#### WRITTEN TASK
Check each line of the data below for the word "Notes", then extract the ones that have it.

#### EXERCISE INPUTS
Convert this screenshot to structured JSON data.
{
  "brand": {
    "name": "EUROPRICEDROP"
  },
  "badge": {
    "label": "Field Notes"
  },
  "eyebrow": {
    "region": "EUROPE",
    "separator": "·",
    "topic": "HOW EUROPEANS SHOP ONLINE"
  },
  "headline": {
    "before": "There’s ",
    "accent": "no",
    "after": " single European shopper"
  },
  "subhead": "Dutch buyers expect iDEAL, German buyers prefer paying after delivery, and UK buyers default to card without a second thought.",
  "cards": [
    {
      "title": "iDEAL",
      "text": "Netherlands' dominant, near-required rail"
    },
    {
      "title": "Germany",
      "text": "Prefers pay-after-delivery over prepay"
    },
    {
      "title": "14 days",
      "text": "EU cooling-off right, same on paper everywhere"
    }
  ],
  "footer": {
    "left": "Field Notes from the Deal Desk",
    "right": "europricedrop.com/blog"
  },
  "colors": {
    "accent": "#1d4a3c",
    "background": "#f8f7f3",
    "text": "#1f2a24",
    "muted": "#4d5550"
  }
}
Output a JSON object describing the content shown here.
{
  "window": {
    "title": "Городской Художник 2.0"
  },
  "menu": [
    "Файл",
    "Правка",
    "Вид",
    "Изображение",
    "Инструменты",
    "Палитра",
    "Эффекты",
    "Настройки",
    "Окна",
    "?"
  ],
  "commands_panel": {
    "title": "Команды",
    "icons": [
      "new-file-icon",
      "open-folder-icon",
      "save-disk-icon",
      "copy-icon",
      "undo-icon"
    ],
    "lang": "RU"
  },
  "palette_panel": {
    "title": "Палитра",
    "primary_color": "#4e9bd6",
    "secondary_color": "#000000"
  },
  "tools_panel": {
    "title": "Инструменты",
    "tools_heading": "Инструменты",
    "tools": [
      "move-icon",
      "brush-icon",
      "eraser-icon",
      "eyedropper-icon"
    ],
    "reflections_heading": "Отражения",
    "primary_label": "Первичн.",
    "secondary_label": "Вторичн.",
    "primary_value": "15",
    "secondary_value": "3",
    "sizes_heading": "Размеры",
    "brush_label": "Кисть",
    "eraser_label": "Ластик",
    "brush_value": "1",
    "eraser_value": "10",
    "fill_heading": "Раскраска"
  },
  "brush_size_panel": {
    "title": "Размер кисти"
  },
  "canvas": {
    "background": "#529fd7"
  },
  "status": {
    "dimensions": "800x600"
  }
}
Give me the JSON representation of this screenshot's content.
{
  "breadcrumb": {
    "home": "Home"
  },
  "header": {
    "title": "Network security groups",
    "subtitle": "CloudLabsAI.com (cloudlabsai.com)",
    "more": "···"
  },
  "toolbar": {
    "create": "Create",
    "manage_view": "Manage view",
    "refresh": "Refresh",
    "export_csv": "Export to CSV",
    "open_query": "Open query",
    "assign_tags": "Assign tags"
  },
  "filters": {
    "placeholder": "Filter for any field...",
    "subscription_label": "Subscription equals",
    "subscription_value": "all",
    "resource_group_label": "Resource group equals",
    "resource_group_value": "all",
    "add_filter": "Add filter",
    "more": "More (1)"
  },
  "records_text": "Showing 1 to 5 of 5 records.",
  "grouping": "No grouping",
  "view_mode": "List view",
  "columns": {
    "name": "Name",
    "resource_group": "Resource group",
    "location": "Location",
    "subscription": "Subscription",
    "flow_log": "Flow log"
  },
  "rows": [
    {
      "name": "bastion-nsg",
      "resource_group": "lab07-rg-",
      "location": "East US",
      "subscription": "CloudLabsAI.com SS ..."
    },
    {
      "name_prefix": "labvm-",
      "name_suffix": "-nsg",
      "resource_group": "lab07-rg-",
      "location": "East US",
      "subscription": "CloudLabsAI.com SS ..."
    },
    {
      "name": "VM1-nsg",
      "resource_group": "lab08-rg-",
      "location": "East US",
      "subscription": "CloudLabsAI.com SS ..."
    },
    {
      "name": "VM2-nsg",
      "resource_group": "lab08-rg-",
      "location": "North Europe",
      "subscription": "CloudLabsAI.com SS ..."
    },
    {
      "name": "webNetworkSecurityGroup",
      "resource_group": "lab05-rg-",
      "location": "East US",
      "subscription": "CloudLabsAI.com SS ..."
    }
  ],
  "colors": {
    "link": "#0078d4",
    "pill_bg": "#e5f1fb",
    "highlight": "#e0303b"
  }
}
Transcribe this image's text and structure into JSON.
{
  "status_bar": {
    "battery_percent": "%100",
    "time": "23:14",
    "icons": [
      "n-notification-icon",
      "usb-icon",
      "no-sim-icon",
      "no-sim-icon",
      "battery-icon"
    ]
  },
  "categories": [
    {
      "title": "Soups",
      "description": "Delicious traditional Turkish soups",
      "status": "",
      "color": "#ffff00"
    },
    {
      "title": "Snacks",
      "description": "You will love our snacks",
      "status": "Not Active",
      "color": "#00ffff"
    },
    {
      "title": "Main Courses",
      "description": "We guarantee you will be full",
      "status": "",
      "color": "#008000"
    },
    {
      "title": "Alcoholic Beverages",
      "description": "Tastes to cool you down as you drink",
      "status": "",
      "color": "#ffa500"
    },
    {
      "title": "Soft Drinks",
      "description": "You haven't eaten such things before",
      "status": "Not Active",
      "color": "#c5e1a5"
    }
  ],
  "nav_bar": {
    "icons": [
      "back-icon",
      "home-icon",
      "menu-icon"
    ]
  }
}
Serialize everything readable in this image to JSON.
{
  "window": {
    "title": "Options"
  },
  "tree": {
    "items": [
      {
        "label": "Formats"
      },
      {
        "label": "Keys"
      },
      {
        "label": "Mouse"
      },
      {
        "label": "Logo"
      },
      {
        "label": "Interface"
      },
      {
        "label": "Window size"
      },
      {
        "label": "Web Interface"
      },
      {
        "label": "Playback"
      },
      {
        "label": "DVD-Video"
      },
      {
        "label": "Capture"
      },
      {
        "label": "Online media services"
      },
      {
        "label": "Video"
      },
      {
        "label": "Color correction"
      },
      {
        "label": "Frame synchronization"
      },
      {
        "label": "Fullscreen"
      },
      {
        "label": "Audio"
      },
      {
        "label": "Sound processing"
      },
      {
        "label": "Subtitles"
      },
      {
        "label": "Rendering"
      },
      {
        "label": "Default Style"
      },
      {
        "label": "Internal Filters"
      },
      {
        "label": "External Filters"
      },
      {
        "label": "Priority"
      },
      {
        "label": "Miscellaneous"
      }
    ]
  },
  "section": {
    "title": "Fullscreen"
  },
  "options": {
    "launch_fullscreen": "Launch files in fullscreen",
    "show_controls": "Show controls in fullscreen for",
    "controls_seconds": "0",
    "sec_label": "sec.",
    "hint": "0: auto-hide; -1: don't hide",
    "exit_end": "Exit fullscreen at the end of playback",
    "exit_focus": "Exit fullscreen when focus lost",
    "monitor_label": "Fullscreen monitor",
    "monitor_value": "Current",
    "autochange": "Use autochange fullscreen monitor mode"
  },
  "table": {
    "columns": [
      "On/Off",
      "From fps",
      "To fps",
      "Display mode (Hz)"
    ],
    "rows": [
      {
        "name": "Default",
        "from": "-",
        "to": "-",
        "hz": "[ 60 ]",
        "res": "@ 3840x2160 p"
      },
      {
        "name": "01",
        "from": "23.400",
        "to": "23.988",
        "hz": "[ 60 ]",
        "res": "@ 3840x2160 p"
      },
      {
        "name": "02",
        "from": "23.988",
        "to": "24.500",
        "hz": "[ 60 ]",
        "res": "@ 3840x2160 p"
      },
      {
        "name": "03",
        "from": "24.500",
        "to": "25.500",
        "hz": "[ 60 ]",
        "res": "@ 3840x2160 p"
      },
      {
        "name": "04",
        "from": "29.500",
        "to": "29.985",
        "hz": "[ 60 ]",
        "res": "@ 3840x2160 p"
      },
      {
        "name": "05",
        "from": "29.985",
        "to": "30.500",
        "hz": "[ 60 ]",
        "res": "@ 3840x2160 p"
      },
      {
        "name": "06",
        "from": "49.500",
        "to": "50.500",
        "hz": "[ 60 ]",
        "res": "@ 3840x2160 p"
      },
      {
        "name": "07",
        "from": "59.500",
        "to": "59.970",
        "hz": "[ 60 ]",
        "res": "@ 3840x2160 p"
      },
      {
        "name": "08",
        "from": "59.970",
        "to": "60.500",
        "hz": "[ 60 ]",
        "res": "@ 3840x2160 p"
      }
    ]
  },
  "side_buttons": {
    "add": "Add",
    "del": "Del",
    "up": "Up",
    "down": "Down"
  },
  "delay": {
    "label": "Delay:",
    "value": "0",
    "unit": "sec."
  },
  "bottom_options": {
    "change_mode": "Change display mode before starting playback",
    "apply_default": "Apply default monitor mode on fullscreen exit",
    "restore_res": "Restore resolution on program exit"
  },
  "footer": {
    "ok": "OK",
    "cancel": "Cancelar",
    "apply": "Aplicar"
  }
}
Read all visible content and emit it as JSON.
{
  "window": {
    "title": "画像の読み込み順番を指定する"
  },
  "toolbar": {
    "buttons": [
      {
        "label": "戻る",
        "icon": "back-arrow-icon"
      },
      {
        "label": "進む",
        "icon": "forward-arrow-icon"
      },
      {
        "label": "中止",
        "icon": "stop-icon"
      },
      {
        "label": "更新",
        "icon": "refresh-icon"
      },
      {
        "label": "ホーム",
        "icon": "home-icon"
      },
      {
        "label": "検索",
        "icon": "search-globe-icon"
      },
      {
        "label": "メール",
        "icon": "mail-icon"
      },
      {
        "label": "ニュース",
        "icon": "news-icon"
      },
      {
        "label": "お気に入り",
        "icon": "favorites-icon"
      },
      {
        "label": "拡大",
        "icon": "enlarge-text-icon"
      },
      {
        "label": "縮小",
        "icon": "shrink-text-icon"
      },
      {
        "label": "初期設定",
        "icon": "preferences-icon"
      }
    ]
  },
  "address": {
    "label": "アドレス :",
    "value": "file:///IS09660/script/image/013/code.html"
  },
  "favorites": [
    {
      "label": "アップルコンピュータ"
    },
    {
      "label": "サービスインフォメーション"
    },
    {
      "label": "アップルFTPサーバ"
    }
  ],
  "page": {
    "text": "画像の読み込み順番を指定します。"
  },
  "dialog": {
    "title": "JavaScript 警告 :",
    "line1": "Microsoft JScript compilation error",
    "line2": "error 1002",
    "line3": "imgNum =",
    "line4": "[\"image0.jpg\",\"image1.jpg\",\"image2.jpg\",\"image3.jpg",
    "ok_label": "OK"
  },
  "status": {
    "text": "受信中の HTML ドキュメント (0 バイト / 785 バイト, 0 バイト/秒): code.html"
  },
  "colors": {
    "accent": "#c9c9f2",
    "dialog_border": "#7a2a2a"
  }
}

#### THE RESPONSE
    "label": "Field Notes"
    "left": "Field Notes from the Deal Desk",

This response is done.